DIRECTIVES:
a – Copy the zoning bylaw passage on lots verbatim, starting at the words "Was not held" and stopping after "feet of frontage.".
b – Carry on the zoning bylaw passage on lots from its last sentence, keeping its style and numbering.

Lot change - Any lot, or open space on a lot, including yards and setbacks, shall not be reduced or changed in area or shape such that the lot, open space, yard, or setback is made nonconforming or more nonconforming unless a special permit has been granted under the provisions of this bylaw. However, this section shall not apply in the case of a lot where a portion of the lot is taken for a public purpose.
(1) 
Applicability - The erection, extension, or moving of a structure or the creation or change in size or shape of a lot (except through a public taking) shall meet the minimum requirements set forth in Article 11, Dimensional Regulations, unless otherwise expressly provided by this bylaw or by MGL c. 40A, § 6. The shape of two or more contiguous existing lawful building lots may be changed provided the area of each lot remains the same or meets the current minimum requirements in the zoning district and the total number of buildable lots is the same or less. No lot reconfigured under this § 240-10.4B shall lose its buildable status, and no lot shall be made nonconforming.
(2) 
Lot division - Where a lot is formed from a part of a lot already occupied by a building, such separation shall be affected in a manner as not to impair any of the requirements of this bylaw with respect to the existing building and all yards and other open space regarding the lot and no permit shall be issued for the erection of a new building on the new lot unless it complies with all provisions of this bylaw.
(3) 
Nonconforming lots - Any nonconforming lot having at least 50 feet of frontage on a street shall be eligible to apply for a building permit, if it conforms to the provisions of any of the following Subsections (3)a through (3)g.
a. 
Any increase in area or lot width requirements in the Zoning Bylaw shall not apply to a lot shown on a plan, or described in a deed duly recorded at the Registry of Deeds as of January 1, 1981, for single-family residential use which at the time of the Zoning Bylaw change:
i. 
Was not held in common ownership with any adjoining land;
ii. 
Was not otherwise protected by MGL c. 40A, § 6;
iii. 
Conformed to then-existing requirements; and
iv. 
Had at least 7,500 square feet of area and 50 feet of frontage.

SUPPLIED INFORMATION:

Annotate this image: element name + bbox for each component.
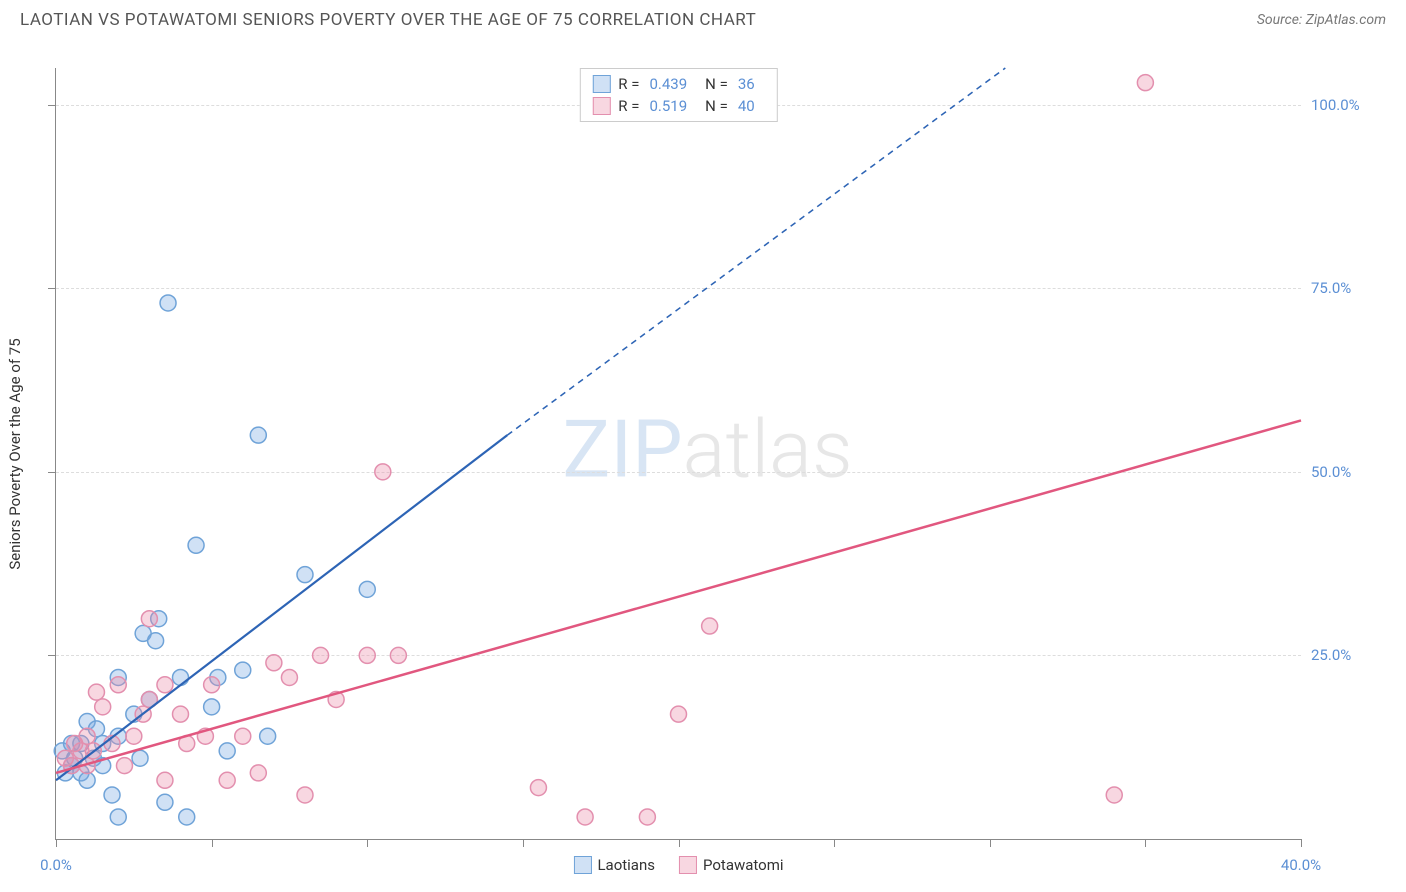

RESPONSES FOR EACH TASK:
a –
Was not held in common ownership with any adjoining land;
ii. 
Was not otherwise protected by MGL c. 40A, § 6;
iii. 
Conformed to then-existing requirements; and
iv. 
Had at least 7,500 square feet of area and 50 feet of frontage.

b –
b. 
Any lot not held in common ownership with any adjoining land as of January 1, 1981, not protected by § 240-10.4B(3)a, shall be eligible to apply for a building permit if the lot has at least:
i. 
40,000 square feet of area in an AGAA/RAA District;
ii. 
20,000 square feet of area in an AGA/RA/PU District;
iii. 
10,000 square feet of area in an AGB/RB District; or
iv. 
7,500 square feet of area in an RC/GR District for single-family construction only.
c. 
Any lot not held in common ownership with adjoining land as of January 1, 1981, not protected by §§ 240-10.4B(3)a and (3)b, may apply to the Board of Appeals for a special permit to construct a single-family residence, if the lot has at least 7,200 square feet of area. If the petitioner's lot is located within a Water Resource Protection District, or within 300 feet of an estuary, hereinafter defined as a saltwater passage, wherein the tide meets a flow of freshwater, or within 300 feet of a tidal marsh, tidal pond, or tidal river as defined, or within 300 feet of a water body listed in § 240-7.2, the Coastal Pond Overlay District, the Zoning Board of Appeals shall require:
i. 
Information on the location of public and private wells within 300 feet of the site;
ii. 
A nutrient analysis of the receiving waters, taken from the site or from adjacent, undersized lots;
iii. 
A projection of the cumulative impact on water quality with the increased density; and
iv. 
A determination that the majority of the lots within the neighborhood are already developed, in addition to the criteria specified in § 240-12.1E.
The Zoning Board of Appeals is encouraged to transmit the petition referred to in (3)ci-iv above to the Board of Health, the Board of Public Works, and the Planning Board, in accordance with § 240-12.1G. The responses of the Boards to which the petition is referred shall become a part of the decision record. The Zoning Board of Appeals may impose certain restrictions designed to protect or improve the water quality of the area, including, but not limited to:
i.
A requirement to keep the lot in its natural vegetative state;
ii.
Maximum lot coverage;
iii.
Limitations on other ordinarily permitted uses which would tend to degrade the water quality;
iv.
Seasonal uses; and
v.
Other health and environmental hazards.
d.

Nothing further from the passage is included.